** Begin GIVEN RECORDS **
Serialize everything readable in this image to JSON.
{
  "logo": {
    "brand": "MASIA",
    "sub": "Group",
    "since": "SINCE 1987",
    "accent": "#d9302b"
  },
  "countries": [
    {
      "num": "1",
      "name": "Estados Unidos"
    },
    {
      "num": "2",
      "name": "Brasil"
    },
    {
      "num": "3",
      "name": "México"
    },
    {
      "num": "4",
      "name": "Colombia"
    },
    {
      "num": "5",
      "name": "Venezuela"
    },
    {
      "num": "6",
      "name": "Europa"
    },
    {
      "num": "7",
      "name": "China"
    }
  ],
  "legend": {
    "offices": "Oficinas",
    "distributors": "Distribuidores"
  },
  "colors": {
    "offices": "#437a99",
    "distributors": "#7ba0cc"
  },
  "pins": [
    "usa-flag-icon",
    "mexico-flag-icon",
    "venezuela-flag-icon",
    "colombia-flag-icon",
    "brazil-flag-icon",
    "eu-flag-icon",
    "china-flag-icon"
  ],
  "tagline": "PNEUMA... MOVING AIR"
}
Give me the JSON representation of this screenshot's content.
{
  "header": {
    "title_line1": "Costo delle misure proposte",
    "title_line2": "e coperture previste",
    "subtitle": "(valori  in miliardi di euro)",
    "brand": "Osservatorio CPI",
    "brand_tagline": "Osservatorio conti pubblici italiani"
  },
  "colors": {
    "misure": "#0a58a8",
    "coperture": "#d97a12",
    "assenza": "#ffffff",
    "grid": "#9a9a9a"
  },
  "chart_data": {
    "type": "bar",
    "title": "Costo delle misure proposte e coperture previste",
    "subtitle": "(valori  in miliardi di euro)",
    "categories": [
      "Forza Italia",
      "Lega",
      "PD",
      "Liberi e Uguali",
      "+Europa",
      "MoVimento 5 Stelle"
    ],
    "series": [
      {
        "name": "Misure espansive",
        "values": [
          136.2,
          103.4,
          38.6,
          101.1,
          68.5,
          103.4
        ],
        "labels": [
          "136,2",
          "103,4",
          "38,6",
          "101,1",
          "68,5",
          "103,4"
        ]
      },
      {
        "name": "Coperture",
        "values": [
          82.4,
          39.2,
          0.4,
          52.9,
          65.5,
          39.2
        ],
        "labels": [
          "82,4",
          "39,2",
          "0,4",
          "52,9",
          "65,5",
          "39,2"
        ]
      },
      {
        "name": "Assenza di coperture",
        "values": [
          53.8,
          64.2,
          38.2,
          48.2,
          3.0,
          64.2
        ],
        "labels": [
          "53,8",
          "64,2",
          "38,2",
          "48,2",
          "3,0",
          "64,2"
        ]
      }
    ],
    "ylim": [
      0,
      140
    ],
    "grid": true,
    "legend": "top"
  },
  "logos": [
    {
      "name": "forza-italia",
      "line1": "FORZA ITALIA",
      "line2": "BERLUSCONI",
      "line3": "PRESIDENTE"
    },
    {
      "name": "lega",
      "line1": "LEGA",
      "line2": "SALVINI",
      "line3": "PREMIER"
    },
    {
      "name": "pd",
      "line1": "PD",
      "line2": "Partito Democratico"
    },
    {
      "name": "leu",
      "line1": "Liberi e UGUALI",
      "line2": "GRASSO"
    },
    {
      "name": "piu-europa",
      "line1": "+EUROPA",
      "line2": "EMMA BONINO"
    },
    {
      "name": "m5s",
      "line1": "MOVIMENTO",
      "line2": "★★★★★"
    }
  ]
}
** End GIVEN RECORDS **
(WHAT NEEDS TO BE DONE):
Note every line above where the string "Costo" shows up, and copy those lines.

(IN RESPONSE):
    "title_line1": "Costo delle misure proposte",
    "title": "Costo delle misure proposte e coperture previste",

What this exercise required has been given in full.